§ **Excerpted data**:
-*-

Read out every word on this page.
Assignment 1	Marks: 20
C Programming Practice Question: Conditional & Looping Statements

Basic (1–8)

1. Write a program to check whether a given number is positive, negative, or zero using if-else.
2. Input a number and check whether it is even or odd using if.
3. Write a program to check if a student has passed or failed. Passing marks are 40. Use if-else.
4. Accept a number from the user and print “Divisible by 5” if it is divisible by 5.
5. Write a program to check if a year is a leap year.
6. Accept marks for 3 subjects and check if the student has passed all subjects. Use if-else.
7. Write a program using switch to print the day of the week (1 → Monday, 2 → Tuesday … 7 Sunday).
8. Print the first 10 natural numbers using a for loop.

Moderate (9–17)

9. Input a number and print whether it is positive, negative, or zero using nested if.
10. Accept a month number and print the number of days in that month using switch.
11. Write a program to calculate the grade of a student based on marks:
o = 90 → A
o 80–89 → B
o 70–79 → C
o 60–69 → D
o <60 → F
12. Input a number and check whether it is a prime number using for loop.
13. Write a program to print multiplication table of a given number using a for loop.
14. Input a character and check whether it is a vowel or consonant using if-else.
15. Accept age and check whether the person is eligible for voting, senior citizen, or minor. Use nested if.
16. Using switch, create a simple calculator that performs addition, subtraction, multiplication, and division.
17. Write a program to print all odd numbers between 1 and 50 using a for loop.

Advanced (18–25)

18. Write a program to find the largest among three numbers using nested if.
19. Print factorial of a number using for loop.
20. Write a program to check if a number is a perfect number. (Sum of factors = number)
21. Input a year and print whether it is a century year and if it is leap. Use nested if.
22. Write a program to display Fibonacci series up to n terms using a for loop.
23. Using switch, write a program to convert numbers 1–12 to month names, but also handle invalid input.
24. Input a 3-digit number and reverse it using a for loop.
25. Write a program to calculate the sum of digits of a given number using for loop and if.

-*-

§ **Problem**:
Print every entry exactly as written.

§ **Answer to the exercise**:
Read out every word on this page.
Assignment 1	Marks: 20
C Programming Practice Question: Conditional & Looping Statements

Basic (1–8)

1. Write a program to check whether a given number is positive, negative, or zero using if-else.
2. Input a number and check whether it is even or odd using if.
3. Write a program to check if a student has passed or failed. Passing marks are 40. Use if-else.
4. Accept a number from the user and print “Divisible by 5” if it is divisible by 5.
5. Write a program to check if a year is a leap year.
6. Accept marks for 3 subjects and check if the student has passed all subjects. Use if-else.
7. Write a program using switch to print the day of the week (1 → Monday, 2 → Tuesday … 7 Sunday).
8. Print the first 10 natural numbers using a for loop.

Moderate (9–17)

9. Input a number and print whether it is positive, negative, or zero using nested if.
10. Accept a month number and print the number of days in that month using switch.
11. Write a program to calculate the grade of a student based on marks:
o = 90 → A
o 80–89 → B
o 70–79 → C
o 60–69 → D
o <60 → F
12. Input a number and check whether it is a prime number using for loop.
13. Write a program to print multiplication table of a given number using a for loop.
14. Input a character and check whether it is a vowel or consonant using if-else.
15. Accept age and check whether the person is eligible for voting, senior citizen, or minor. Use nested if.
16. Using switch, create a simple calculator that performs addition, subtraction, multiplication, and division.
17. Write a program to print all odd numbers between 1 and 50 using a for loop.

Advanced (18–25)

18. Write a program to find the largest among three numbers using nested if.
19. Print factorial of a number using for loop.
20. Write a program to check if a number is a perfect number. (Sum of factors = number)
21. Input a year and print whether it is a century year and if it is leap. Use nested if.
22. Write a program to display Fibonacci series up to n terms using a for loop.
23. Using switch, write a program to convert numbers 1–12 to month names, but also handle invalid input.
24. Input a 3-digit number and reverse it using a for loop.
25. Write a program to calculate the sum of digits of a given number using for loop and if.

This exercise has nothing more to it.